* Short task *
Repeat, exactly and completely, the entries shown underneath.

-- Begin --

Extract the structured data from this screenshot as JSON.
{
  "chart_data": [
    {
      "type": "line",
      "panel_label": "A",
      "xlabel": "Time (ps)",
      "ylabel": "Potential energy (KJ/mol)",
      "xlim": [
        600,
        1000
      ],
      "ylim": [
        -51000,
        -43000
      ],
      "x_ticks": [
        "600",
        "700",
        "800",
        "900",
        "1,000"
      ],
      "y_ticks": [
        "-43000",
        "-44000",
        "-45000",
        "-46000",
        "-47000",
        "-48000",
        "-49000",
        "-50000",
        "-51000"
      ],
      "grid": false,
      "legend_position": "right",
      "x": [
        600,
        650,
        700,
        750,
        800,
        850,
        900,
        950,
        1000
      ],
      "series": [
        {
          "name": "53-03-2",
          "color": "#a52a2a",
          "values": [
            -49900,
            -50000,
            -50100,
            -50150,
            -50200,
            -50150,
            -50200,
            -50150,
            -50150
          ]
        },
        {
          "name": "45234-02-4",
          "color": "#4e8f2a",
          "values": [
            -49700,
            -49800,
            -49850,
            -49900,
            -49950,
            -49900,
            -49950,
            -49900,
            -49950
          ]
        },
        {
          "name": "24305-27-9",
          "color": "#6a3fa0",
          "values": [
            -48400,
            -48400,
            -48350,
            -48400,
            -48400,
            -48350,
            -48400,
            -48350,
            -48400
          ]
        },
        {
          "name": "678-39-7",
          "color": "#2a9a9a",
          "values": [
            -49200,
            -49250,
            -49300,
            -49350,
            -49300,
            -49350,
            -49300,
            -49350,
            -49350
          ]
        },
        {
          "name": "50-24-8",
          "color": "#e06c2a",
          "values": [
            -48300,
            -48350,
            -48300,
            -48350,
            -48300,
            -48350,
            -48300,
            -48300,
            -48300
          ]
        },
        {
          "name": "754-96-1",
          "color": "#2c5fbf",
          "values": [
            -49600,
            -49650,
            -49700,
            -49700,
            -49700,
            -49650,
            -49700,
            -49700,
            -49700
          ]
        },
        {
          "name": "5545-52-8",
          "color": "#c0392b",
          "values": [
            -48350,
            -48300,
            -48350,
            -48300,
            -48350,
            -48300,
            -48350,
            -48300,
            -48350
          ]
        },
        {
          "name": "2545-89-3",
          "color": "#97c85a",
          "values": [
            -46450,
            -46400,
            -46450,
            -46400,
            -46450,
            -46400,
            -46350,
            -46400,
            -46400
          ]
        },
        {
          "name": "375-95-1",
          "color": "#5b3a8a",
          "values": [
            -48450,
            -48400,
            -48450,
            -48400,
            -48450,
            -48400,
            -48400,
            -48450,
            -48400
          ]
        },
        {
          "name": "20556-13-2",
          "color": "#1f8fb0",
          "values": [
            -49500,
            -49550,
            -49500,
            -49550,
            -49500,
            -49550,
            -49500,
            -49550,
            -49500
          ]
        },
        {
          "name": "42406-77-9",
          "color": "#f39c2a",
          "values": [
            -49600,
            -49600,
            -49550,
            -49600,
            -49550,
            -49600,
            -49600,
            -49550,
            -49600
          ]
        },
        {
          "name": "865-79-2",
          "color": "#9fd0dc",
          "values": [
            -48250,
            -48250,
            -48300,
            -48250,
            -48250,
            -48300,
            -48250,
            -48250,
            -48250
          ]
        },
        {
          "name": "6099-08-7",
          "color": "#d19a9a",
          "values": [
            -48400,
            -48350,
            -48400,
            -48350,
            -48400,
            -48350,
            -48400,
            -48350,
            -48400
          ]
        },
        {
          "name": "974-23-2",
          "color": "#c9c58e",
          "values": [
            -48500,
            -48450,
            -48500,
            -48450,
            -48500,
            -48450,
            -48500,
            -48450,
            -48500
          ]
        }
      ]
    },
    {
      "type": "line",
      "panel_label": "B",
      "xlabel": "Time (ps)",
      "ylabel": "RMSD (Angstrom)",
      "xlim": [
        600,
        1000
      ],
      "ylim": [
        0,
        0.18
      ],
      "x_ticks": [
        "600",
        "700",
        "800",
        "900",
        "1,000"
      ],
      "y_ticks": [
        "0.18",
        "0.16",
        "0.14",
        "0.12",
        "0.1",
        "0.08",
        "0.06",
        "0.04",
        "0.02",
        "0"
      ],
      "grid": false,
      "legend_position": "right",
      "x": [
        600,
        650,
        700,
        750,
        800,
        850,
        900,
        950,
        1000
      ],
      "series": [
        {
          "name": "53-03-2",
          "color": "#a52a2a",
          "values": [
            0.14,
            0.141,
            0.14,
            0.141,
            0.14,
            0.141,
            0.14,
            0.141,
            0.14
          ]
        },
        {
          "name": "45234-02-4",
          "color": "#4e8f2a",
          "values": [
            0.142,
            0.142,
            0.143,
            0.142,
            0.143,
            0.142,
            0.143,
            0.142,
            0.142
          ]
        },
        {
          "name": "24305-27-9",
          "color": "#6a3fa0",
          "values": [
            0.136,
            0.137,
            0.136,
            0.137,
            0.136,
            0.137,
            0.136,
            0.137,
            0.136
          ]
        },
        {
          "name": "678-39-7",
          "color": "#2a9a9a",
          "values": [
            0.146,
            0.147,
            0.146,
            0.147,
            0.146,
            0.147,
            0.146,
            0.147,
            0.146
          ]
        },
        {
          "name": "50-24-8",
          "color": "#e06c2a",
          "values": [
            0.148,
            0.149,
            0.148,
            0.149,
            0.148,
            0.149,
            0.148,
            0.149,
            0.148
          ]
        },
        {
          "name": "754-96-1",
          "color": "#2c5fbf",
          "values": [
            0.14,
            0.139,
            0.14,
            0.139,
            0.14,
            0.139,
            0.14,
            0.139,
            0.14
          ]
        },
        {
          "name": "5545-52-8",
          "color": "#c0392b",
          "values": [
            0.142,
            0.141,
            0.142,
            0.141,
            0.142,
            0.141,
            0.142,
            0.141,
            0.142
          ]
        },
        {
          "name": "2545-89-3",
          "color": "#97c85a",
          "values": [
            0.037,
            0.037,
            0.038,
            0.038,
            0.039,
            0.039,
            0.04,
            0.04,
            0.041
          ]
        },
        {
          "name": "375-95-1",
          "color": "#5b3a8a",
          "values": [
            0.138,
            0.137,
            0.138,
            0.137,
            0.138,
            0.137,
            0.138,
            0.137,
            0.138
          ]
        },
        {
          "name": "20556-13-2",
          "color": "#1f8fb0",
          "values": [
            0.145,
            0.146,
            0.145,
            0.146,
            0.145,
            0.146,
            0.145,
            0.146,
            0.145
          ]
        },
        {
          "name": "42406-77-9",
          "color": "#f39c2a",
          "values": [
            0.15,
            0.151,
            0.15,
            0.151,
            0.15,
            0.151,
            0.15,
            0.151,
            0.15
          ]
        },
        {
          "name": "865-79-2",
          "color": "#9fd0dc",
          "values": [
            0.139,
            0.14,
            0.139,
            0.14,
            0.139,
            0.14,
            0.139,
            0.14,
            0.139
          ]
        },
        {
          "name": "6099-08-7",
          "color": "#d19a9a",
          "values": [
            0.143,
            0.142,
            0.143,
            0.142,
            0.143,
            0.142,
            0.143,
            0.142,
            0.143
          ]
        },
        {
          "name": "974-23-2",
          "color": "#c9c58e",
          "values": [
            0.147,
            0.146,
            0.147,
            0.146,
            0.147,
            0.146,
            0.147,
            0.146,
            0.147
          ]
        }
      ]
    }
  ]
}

-- End --

* Exercise result *
Extract the structured data from this screenshot as JSON.
{
  "chart_data": [
    {
      "type": "line",
      "panel_label": "A",
      "xlabel": "Time (ps)",
      "ylabel": "Potential energy (KJ/mol)",
      "xlim": [
        600,
        1000
      ],
      "ylim": [
        -51000,
        -43000
      ],
      "x_ticks": [
        "600",
        "700",
        "800",
        "900",
        "1,000"
      ],
      "y_ticks": [
        "-43000",
        "-44000",
        "-45000",
        "-46000",
        "-47000",
        "-48000",
        "-49000",
        "-50000",
        "-51000"
      ],
      "grid": false,
      "legend_position": "right",
      "x": [
        600,
        650,
        700,
        750,
        800,
        850,
        900,
        950,
        1000
      ],
      "series": [
        {
          "name": "53-03-2",
          "color": "#a52a2a",
          "values": [
            -49900,
            -50000,
            -50100,
            -50150,
            -50200,
            -50150,
            -50200,
            -50150,
            -50150
          ]
        },
        {
          "name": "45234-02-4",
          "color": "#4e8f2a",
          "values": [
            -49700,
            -49800,
            -49850,
            -49900,
            -49950,
            -49900,
            -49950,
            -49900,
            -49950
          ]
        },
        {
          "name": "24305-27-9",
          "color": "#6a3fa0",
          "values": [
            -48400,
            -48400,
            -48350,
            -48400,
            -48400,
            -48350,
            -48400,
            -48350,
            -48400
          ]
        },
        {
          "name": "678-39-7",
          "color": "#2a9a9a",
          "values": [
            -49200,
            -49250,
            -49300,
            -49350,
            -49300,
            -49350,
            -49300,
            -49350,
            -49350
          ]
        },
        {
          "name": "50-24-8",
          "color": "#e06c2a",
          "values": [
            -48300,
            -48350,
            -48300,
            -48350,
            -48300,
            -48350,
            -48300,
            -48300,
            -48300
          ]
        },
        {
          "name": "754-96-1",
          "color": "#2c5fbf",
          "values": [
            -49600,
            -49650,
            -49700,
            -49700,
            -49700,
            -49650,
            -49700,
            -49700,
            -49700
          ]
        },
        {
          "name": "5545-52-8",
          "color": "#c0392b",
          "values": [
            -48350,
            -48300,
            -48350,
            -48300,
            -48350,
            -48300,
            -48350,
            -48300,
            -48350
          ]
        },
        {
          "name": "2545-89-3",
          "color": "#97c85a",
          "values": [
            -46450,
            -46400,
            -46450,
            -46400,
            -46450,
            -46400,
            -46350,
            -46400,
            -46400
          ]
        },
        {
          "name": "375-95-1",
          "color": "#5b3a8a",
          "values": [
            -48450,
            -48400,
            -48450,
            -48400,
            -48450,
            -48400,
            -48400,
            -48450,
            -48400
          ]
        },
        {
          "name": "20556-13-2",
          "color": "#1f8fb0",
          "values": [
            -49500,
            -49550,
            -49500,
            -49550,
            -49500,
            -49550,
            -49500,
            -49550,
            -49500
          ]
        },
        {
          "name": "42406-77-9",
          "color": "#f39c2a",
          "values": [
            -49600,
            -49600,
            -49550,
            -49600,
            -49550,
            -49600,
            -49600,
            -49550,
            -49600
          ]
        },
        {
          "name": "865-79-2",
          "color": "#9fd0dc",
          "values": [
            -48250,
            -48250,
            -48300,
            -48250,
            -48250,
            -48300,
            -48250,
            -48250,
            -48250
          ]
        },
        {
          "name": "6099-08-7",
          "color": "#d19a9a",
          "values": [
            -48400,
            -48350,
            -48400,
            -48350,
            -48400,
            -48350,
            -48400,
            -48350,
            -48400
          ]
        },
        {
          "name": "974-23-2",
          "color": "#c9c58e",
          "values": [
            -48500,
            -48450,
            -48500,
            -48450,
            -48500,
            -48450,
            -48500,
            -48450,
            -48500
          ]
        }
      ]
    },
    {
      "type": "line",
      "panel_label": "B",
      "xlabel": "Time (ps)",
      "ylabel": "RMSD (Angstrom)",
      "xlim": [
        600,
        1000
      ],
      "ylim": [
        0,
        0.18
      ],
      "x_ticks": [
        "600",
        "700",
        "800",
        "900",
        "1,000"
      ],
      "y_ticks": [
        "0.18",
        "0.16",
        "0.14",
        "0.12",
        "0.1",
        "0.08",
        "0.06",
        "0.04",
        "0.02",
        "0"
      ],
      "grid": false,
      "legend_position": "right",
      "x": [
        600,
        650,
        700,
        750,
        800,
        850,
        900,
        950,
        1000
      ],
      "series": [
        {
          "name": "53-03-2",
          "color": "#a52a2a",
          "values": [
            0.14,
            0.141,
            0.14,
            0.141,
            0.14,
            0.141,
            0.14,
            0.141,
            0.14
          ]
        },
        {
          "name": "45234-02-4",
          "color": "#4e8f2a",
          "values": [
            0.142,
            0.142,
            0.143,
            0.142,
            0.143,
            0.142,
            0.143,
            0.142,
            0.142
          ]
        },
        {
          "name": "24305-27-9",
          "color": "#6a3fa0",
          "values": [
            0.136,
            0.137,
            0.136,
            0.137,
            0.136,
            0.137,
            0.136,
            0.137,
            0.136
          ]
        },
        {
          "name": "678-39-7",
          "color": "#2a9a9a",
          "values": [
            0.146,
            0.147,
            0.146,
            0.147,
            0.146,
            0.147,
            0.146,
            0.147,
            0.146
          ]
        },
        {
          "name": "50-24-8",
          "color": "#e06c2a",
          "values": [
            0.148,
            0.149,
            0.148,
            0.149,
            0.148,
            0.149,
            0.148,
            0.149,
            0.148
          ]
        },
        {
          "name": "754-96-1",
          "color": "#2c5fbf",
          "values": [
            0.14,
            0.139,
            0.14,
            0.139,
            0.14,
            0.139,
            0.14,
            0.139,
            0.14
          ]
        },
        {
          "name": "5545-52-8",
          "color": "#c0392b",
          "values": [
            0.142,
            0.141,
            0.142,
            0.141,
            0.142,
            0.141,
            0.142,
            0.141,
            0.142
          ]
        },
        {
          "name": "2545-89-3",
          "color": "#97c85a",
          "values": [
            0.037,
            0.037,
            0.038,
            0.038,
            0.039,
            0.039,
            0.04,
            0.04,
            0.041
          ]
        },
        {
          "name": "375-95-1",
          "color": "#5b3a8a",
          "values": [
            0.138,
            0.137,
            0.138,
            0.137,
            0.138,
            0.137,
            0.138,
            0.137,
            0.138
          ]
        },
        {
          "name": "20556-13-2",
          "color": "#1f8fb0",
          "values": [
            0.145,
            0.146,
            0.145,
            0.146,
            0.145,
            0.146,
            0.145,
            0.146,
            0.145
          ]
        },
        {
          "name": "42406-77-9",
          "color": "#f39c2a",
          "values": [
            0.15,
            0.151,
            0.15,
            0.151,
            0.15,
            0.151,
            0.15,
            0.151,
            0.15
          ]
        },
        {
          "name": "865-79-2",
          "color": "#9fd0dc",
          "values": [
            0.139,
            0.14,
            0.139,
            0.14,
            0.139,
            0.14,
            0.139,
            0.14,
            0.139
          ]
        },
        {
          "name": "6099-08-7",
          "color": "#d19a9a",
          "values": [
            0.143,
            0.142,
            0.143,
            0.142,
            0.143,
            0.142,
            0.143,
            0.142,
            0.143
          ]
        },
        {
          "name": "974-23-2",
          "color": "#c9c58e",
          "values": [
            0.147,
            0.146,
            0.147,
            0.146,
            0.147,
            0.146,
            0.147,
            0.146,
            0.147
          ]
        }
      ]
    }
  ]
}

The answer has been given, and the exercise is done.